→ **JOB**
Select the lines below containing the word "Java".

START ENTRIES SHOWN

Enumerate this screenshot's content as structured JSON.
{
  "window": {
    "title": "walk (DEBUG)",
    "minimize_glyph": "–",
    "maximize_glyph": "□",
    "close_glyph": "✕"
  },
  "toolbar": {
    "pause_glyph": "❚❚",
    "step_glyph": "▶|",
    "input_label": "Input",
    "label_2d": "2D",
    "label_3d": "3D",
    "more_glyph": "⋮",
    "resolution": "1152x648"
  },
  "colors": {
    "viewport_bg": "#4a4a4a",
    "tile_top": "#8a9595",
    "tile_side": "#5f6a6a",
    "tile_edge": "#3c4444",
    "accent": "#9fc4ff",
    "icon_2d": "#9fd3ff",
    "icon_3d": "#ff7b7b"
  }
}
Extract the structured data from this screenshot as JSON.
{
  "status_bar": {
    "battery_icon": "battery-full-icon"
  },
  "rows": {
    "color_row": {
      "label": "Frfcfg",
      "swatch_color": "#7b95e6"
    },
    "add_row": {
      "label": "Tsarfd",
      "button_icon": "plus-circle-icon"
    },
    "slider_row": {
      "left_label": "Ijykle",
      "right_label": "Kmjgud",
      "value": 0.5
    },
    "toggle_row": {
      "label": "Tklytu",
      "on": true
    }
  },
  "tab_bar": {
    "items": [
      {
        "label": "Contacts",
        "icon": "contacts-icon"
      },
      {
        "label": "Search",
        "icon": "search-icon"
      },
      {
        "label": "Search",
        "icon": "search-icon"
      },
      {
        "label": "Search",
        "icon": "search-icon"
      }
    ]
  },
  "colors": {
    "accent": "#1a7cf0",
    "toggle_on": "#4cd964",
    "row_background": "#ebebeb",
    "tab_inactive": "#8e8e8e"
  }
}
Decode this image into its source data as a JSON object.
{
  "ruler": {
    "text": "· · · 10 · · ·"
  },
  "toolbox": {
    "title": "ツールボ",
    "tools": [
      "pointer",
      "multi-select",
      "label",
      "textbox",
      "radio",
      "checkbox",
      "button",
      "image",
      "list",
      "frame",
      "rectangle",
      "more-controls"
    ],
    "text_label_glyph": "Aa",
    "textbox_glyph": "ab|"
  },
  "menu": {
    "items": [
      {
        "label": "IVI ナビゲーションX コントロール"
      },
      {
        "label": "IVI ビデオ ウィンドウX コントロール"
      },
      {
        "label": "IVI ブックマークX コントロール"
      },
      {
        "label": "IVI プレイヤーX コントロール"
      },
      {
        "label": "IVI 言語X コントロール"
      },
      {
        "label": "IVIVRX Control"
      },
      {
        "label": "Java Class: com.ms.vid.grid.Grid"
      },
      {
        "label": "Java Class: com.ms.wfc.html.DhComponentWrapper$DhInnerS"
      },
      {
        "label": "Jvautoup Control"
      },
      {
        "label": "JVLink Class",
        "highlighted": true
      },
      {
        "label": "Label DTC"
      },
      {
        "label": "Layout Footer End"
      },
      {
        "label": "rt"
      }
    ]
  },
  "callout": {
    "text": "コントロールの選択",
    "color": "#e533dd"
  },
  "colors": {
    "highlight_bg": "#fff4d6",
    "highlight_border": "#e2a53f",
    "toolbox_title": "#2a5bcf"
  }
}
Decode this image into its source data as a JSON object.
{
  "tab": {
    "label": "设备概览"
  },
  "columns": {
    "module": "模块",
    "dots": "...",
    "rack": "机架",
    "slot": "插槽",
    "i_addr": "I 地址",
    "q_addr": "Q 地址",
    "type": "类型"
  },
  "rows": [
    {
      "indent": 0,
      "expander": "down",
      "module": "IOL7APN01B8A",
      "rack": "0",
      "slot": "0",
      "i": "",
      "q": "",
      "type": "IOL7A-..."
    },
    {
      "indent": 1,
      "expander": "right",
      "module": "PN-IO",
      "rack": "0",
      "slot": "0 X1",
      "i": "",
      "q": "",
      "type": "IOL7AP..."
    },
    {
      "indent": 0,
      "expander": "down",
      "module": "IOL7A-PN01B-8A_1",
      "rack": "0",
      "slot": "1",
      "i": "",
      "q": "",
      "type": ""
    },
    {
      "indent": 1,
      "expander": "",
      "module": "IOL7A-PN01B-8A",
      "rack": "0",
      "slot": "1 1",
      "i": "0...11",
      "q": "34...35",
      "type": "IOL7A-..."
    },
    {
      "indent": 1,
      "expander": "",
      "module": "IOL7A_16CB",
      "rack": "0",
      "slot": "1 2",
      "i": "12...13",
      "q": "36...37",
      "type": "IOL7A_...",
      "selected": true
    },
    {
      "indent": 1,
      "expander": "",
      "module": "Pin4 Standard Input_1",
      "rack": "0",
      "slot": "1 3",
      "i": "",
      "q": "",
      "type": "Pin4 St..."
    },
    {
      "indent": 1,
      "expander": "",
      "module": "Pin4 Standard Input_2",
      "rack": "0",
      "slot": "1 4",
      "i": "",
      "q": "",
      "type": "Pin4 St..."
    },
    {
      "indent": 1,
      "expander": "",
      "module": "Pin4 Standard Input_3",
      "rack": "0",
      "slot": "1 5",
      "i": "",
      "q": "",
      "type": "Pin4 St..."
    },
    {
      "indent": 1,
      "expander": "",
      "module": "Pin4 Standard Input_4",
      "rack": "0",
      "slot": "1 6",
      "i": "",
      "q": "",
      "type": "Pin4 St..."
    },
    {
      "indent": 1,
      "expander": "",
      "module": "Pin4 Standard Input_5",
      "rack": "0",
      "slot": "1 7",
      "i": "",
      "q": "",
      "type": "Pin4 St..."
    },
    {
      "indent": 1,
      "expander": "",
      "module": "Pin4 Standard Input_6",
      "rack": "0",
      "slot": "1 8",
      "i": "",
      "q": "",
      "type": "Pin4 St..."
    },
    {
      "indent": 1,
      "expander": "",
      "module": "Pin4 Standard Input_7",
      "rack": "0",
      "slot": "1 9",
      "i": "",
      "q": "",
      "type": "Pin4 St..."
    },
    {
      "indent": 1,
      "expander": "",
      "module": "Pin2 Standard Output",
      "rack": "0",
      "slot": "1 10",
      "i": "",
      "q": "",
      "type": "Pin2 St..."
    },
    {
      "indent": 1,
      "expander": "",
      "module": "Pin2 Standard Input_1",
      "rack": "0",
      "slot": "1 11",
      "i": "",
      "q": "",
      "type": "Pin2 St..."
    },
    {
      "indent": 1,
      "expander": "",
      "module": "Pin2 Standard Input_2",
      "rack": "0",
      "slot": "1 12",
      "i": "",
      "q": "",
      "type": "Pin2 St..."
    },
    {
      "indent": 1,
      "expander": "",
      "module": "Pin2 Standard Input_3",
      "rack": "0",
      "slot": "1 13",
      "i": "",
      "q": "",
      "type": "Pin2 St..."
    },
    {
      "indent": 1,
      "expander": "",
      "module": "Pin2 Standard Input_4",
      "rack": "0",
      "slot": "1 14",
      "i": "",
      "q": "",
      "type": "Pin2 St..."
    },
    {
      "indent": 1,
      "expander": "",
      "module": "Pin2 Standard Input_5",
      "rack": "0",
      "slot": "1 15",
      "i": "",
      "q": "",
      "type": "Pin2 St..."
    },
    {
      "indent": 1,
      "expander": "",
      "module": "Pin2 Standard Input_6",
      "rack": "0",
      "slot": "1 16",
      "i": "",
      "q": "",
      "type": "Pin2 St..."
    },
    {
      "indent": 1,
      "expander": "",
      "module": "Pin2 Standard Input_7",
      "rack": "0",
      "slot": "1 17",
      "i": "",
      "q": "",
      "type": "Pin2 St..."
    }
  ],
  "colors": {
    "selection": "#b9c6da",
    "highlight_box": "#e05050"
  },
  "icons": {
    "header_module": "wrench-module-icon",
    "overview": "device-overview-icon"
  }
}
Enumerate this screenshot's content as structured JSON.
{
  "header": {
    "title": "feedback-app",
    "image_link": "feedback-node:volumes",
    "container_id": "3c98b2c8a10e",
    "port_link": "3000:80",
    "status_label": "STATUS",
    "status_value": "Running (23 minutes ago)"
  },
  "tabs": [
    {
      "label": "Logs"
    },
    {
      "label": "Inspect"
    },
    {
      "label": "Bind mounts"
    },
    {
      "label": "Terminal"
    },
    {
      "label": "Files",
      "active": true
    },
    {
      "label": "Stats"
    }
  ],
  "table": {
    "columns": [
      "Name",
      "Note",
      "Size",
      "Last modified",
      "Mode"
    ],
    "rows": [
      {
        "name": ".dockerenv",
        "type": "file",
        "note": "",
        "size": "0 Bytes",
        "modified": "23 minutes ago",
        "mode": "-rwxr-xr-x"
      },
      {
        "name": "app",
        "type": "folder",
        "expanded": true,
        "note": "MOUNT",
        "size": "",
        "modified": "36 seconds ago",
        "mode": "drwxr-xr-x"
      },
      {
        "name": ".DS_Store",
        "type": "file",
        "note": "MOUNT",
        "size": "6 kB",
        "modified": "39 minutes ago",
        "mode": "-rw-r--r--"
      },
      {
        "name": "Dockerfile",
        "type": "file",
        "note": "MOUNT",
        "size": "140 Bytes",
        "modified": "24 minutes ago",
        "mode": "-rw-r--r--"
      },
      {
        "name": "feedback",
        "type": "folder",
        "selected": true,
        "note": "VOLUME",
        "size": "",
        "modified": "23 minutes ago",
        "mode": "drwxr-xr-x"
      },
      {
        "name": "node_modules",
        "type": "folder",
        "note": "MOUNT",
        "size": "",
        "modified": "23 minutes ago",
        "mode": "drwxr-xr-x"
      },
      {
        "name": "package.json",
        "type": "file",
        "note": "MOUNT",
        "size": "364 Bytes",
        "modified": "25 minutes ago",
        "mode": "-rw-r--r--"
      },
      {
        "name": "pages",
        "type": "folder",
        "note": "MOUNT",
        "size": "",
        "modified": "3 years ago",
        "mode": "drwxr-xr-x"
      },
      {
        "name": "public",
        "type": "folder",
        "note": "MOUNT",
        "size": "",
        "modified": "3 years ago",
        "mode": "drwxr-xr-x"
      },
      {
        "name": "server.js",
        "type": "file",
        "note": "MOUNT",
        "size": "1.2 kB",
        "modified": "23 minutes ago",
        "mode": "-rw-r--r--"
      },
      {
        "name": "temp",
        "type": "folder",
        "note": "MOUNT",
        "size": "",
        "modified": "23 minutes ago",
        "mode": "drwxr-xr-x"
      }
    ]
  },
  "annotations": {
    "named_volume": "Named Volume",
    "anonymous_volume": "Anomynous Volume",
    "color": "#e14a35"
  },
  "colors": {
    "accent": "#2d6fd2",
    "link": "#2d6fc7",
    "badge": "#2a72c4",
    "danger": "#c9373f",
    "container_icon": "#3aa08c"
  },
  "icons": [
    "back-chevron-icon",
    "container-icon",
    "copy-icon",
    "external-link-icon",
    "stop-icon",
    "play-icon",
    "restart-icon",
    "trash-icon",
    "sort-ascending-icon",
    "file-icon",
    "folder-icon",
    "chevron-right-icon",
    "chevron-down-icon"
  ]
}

END ENTRIES SHOWN

→ **RESPONSE TO THIS EXERCISE**
        "label": "Java Class: com.ms.vid.grid.Grid"
        "label": "Java Class: com.ms.wfc.html.DhComponentWrapper$DhInnerS"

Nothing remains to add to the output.